• _WHAT NEEDS TO BE DONE_: Count the lines below that contain the word "Specificity", and report only that number.

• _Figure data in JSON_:
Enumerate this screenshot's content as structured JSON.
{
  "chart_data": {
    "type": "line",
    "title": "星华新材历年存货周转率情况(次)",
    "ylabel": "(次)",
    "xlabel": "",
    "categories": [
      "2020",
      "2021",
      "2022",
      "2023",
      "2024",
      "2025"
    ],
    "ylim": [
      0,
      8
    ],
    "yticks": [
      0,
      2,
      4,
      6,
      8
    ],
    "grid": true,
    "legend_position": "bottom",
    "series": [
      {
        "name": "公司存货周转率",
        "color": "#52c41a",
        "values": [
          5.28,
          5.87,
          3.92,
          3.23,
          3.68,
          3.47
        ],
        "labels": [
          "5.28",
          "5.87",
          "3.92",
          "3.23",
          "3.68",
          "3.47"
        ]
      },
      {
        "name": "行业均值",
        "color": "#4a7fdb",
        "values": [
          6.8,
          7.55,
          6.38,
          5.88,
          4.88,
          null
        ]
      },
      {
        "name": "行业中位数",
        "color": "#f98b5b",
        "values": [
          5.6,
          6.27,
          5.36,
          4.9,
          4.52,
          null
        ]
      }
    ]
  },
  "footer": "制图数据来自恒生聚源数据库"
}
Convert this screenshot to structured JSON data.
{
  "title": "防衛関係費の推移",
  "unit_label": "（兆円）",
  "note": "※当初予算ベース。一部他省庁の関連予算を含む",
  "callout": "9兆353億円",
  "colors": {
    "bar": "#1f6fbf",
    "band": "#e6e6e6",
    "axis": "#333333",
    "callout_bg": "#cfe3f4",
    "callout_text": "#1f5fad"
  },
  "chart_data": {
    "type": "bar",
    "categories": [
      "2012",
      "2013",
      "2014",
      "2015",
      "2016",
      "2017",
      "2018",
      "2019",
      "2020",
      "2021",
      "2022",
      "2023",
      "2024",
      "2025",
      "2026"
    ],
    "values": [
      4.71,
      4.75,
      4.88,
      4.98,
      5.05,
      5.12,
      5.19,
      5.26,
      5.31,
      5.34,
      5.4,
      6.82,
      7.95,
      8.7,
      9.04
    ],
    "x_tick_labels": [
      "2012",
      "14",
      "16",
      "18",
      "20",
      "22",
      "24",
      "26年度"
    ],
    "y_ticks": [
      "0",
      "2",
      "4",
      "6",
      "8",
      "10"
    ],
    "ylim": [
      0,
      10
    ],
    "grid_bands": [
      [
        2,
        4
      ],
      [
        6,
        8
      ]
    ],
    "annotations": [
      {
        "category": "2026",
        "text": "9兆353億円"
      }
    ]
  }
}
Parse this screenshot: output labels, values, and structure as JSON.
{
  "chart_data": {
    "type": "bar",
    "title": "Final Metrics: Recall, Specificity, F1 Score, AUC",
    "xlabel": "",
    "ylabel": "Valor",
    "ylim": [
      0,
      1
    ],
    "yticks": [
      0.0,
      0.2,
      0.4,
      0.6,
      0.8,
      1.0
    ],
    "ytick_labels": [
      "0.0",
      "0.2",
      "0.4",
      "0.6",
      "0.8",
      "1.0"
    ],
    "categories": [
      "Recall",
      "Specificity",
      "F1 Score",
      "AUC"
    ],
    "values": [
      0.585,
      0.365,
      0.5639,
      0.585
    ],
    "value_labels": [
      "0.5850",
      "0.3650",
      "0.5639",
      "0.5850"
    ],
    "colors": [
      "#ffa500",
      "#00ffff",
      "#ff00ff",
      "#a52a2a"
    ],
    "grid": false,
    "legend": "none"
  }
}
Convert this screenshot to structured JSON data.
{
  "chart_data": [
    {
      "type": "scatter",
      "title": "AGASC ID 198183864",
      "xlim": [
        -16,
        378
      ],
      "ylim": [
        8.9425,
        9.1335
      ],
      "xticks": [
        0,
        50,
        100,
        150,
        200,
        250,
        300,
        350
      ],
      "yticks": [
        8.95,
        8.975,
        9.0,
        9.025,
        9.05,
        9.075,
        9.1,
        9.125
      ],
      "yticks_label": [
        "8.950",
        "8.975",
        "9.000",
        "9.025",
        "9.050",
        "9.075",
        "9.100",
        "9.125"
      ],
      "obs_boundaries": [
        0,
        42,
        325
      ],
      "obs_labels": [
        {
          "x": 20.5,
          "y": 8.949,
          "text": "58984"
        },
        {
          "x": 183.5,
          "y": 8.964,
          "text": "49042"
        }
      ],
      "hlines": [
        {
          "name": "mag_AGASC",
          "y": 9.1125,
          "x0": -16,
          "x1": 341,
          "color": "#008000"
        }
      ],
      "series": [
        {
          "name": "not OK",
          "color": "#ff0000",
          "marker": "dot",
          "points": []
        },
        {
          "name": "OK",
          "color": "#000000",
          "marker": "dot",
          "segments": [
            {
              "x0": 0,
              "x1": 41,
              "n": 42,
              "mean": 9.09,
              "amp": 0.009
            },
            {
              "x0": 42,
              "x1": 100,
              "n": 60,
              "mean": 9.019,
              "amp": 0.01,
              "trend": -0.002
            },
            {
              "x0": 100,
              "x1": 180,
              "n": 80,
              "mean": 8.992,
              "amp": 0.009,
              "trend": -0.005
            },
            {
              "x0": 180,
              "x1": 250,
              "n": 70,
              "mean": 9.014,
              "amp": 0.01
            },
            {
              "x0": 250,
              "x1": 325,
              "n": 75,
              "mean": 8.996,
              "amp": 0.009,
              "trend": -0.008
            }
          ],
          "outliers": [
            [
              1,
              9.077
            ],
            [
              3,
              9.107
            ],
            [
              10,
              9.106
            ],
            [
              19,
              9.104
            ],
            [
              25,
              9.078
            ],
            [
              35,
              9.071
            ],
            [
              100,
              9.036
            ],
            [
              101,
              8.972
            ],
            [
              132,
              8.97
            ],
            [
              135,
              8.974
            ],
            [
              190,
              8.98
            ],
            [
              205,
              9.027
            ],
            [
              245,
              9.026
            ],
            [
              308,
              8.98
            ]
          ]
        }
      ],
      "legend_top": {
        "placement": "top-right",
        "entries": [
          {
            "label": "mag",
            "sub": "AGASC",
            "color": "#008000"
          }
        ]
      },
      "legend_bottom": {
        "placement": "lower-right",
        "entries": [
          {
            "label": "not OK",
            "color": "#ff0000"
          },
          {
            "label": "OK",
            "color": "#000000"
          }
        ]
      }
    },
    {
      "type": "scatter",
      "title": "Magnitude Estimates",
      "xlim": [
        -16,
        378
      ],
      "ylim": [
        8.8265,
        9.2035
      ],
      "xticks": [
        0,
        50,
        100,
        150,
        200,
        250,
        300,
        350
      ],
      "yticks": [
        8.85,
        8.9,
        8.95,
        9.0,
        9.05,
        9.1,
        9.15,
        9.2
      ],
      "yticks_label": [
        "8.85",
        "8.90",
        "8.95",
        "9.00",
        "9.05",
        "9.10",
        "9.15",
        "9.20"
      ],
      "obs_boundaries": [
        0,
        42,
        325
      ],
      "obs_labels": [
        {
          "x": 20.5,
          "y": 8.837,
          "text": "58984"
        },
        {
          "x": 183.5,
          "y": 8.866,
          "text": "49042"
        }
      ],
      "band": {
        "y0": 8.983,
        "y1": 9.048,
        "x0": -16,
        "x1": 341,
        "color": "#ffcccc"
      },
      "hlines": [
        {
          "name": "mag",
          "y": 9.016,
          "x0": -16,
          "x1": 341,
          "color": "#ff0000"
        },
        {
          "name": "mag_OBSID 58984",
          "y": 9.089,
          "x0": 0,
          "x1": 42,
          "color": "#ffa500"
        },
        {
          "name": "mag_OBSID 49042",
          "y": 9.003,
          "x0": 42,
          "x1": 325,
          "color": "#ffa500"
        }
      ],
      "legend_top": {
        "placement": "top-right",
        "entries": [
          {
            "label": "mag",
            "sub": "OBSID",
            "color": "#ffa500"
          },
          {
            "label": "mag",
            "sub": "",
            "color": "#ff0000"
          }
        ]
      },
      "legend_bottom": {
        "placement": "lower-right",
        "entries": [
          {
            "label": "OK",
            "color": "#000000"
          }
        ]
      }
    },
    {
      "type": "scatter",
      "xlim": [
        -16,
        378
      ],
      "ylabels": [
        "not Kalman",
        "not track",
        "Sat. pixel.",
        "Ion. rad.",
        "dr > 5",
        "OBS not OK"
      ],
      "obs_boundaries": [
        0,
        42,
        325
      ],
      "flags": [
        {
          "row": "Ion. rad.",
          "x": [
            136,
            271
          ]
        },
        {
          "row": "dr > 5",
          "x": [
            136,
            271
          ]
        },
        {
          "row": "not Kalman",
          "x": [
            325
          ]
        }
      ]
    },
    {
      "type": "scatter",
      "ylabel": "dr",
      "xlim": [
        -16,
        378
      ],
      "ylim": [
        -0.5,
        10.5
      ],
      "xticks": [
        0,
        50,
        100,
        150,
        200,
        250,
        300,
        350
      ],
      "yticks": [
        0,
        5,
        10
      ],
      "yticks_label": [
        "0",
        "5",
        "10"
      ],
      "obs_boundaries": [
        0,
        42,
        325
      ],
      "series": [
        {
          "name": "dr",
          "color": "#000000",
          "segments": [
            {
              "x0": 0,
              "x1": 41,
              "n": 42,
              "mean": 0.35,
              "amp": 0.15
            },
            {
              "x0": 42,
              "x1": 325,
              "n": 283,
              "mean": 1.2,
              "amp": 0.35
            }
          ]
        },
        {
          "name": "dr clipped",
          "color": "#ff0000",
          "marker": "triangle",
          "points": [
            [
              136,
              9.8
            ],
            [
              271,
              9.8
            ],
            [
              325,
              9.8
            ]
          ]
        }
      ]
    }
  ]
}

• _OUTPUT OF THE EXERCISE_: 2